▶ [What to do] Select the lines below containing the word "megsértése".

▶ [Record list]
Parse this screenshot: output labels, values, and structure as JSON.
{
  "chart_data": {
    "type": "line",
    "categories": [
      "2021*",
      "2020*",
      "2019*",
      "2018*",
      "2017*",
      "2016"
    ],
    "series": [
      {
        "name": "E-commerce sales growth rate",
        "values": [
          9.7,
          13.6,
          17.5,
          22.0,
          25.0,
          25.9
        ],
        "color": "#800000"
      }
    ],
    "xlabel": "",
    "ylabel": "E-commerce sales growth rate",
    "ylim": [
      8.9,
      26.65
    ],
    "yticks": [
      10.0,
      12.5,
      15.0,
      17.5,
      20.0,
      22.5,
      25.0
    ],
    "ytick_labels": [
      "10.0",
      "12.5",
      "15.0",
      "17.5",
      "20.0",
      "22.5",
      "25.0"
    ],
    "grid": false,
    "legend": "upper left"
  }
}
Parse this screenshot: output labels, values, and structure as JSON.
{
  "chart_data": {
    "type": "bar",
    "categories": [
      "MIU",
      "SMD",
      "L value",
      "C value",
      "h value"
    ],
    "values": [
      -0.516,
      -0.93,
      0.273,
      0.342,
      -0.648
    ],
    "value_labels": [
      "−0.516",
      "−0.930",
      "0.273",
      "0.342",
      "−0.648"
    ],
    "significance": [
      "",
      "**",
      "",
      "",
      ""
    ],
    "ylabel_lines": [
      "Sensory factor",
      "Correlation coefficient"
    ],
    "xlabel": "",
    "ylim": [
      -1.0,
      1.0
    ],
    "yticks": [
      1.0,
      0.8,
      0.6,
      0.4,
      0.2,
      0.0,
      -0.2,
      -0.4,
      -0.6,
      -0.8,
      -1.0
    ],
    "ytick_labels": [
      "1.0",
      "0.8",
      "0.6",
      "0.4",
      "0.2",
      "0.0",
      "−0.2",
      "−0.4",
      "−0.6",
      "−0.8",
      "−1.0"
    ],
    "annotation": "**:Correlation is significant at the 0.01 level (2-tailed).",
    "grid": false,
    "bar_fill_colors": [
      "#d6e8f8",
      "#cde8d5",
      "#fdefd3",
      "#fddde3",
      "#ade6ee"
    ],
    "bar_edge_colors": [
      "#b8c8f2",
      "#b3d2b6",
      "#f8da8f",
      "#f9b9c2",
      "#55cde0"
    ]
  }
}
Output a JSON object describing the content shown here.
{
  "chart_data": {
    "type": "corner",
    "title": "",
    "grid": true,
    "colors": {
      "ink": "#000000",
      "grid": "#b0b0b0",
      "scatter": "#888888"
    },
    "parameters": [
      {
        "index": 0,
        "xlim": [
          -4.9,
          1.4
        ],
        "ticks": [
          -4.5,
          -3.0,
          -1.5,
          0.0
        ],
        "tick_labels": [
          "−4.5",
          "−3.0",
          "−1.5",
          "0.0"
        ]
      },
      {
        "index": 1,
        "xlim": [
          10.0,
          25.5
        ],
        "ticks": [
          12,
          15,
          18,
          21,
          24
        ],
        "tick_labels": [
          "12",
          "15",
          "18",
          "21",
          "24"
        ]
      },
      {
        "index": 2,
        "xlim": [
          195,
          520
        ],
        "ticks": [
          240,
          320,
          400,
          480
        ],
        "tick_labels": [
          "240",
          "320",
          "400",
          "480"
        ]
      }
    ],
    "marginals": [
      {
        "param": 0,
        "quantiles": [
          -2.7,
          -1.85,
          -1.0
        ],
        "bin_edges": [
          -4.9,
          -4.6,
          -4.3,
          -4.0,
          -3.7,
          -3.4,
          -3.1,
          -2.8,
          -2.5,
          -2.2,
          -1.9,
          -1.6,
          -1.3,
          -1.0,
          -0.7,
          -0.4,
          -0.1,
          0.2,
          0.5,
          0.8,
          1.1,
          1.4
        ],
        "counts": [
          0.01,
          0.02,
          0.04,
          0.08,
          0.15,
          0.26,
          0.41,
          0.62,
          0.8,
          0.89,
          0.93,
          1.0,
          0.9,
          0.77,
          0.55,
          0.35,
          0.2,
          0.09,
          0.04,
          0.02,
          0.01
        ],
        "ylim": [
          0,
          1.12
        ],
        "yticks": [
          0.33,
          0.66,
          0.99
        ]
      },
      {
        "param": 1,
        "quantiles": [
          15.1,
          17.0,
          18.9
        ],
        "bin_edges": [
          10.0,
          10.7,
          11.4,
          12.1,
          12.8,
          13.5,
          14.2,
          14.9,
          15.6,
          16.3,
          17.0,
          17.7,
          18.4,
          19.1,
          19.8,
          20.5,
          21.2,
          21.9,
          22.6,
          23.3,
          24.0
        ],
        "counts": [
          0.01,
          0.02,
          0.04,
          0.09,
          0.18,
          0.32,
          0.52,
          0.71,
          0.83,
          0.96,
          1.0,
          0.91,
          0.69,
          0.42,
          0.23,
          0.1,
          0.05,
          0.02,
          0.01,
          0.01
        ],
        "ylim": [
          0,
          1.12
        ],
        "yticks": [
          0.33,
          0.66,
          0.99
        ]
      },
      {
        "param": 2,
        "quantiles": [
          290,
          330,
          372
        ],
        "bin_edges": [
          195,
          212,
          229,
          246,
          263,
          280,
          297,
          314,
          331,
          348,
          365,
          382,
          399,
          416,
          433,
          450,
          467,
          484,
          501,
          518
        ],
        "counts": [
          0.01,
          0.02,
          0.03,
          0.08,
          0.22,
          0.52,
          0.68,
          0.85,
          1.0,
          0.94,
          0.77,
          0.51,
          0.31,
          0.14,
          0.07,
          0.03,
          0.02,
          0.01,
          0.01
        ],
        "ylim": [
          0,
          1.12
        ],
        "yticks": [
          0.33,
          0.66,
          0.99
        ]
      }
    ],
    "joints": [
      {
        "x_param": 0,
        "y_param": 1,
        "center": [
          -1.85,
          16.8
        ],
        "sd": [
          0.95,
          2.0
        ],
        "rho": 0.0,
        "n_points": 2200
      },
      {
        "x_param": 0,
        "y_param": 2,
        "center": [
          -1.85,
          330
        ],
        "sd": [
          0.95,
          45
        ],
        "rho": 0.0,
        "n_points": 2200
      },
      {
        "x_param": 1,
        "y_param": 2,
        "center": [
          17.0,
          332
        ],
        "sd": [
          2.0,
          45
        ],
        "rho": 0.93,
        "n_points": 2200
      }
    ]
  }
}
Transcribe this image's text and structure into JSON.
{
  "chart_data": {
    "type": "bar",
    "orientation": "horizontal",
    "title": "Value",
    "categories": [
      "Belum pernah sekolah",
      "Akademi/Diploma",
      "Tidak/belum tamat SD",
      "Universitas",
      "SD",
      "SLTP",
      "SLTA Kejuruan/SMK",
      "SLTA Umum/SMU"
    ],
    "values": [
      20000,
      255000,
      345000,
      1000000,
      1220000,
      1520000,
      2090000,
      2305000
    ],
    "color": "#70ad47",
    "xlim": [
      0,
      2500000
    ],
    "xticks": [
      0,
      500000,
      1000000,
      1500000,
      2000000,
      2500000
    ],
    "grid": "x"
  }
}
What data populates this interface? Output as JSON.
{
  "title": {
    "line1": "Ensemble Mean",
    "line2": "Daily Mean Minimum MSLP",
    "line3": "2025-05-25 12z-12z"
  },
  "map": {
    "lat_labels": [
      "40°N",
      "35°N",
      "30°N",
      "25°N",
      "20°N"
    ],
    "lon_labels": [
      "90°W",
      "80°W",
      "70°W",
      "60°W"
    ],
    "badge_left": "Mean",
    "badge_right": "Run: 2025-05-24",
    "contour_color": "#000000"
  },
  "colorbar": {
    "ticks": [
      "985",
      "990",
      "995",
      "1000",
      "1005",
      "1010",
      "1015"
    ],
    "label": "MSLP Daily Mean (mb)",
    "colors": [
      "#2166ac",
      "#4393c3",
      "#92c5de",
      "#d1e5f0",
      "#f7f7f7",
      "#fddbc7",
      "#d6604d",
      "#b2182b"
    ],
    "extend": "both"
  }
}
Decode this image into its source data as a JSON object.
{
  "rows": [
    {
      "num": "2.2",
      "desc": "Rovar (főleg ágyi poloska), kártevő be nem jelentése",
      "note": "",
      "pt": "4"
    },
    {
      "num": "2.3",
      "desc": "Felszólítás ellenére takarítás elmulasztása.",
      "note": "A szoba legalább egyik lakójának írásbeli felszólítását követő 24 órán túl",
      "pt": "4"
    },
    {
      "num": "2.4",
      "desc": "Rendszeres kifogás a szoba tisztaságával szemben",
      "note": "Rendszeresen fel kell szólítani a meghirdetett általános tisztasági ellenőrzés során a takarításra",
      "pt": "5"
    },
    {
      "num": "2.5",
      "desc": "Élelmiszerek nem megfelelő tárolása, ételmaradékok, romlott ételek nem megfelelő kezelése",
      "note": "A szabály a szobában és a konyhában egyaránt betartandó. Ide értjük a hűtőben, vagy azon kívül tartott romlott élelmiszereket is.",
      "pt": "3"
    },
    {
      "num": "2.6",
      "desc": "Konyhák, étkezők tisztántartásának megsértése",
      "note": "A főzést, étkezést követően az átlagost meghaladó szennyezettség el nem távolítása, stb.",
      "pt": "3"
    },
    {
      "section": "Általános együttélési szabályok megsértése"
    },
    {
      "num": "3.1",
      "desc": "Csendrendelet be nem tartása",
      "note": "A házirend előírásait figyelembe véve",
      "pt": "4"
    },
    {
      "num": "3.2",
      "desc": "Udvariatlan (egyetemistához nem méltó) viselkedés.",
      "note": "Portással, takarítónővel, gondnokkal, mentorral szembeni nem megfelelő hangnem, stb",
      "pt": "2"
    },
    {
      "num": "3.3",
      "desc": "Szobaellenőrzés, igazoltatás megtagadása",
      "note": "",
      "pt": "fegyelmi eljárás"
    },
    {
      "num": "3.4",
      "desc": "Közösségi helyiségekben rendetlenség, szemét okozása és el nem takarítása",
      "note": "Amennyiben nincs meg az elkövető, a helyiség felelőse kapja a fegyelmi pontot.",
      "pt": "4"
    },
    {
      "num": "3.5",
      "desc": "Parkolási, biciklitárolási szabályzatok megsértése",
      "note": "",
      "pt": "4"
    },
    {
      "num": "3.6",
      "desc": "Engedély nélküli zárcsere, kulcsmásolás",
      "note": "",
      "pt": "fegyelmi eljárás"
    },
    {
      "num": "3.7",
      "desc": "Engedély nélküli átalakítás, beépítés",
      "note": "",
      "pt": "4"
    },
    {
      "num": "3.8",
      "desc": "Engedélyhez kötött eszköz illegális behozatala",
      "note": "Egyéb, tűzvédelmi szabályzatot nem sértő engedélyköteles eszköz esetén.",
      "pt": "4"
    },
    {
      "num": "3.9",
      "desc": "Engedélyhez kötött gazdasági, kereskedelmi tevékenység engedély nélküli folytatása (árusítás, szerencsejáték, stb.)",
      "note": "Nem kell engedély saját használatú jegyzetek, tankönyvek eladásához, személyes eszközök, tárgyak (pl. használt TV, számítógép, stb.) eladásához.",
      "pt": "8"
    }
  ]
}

▶ [Task result]
      "desc": "Konyhák, étkezők tisztántartásának megsértése",
      "section": "Általános együttélési szabályok megsértése"
      "desc": "Parkolási, biciklitárolási szabályzatok megsértése",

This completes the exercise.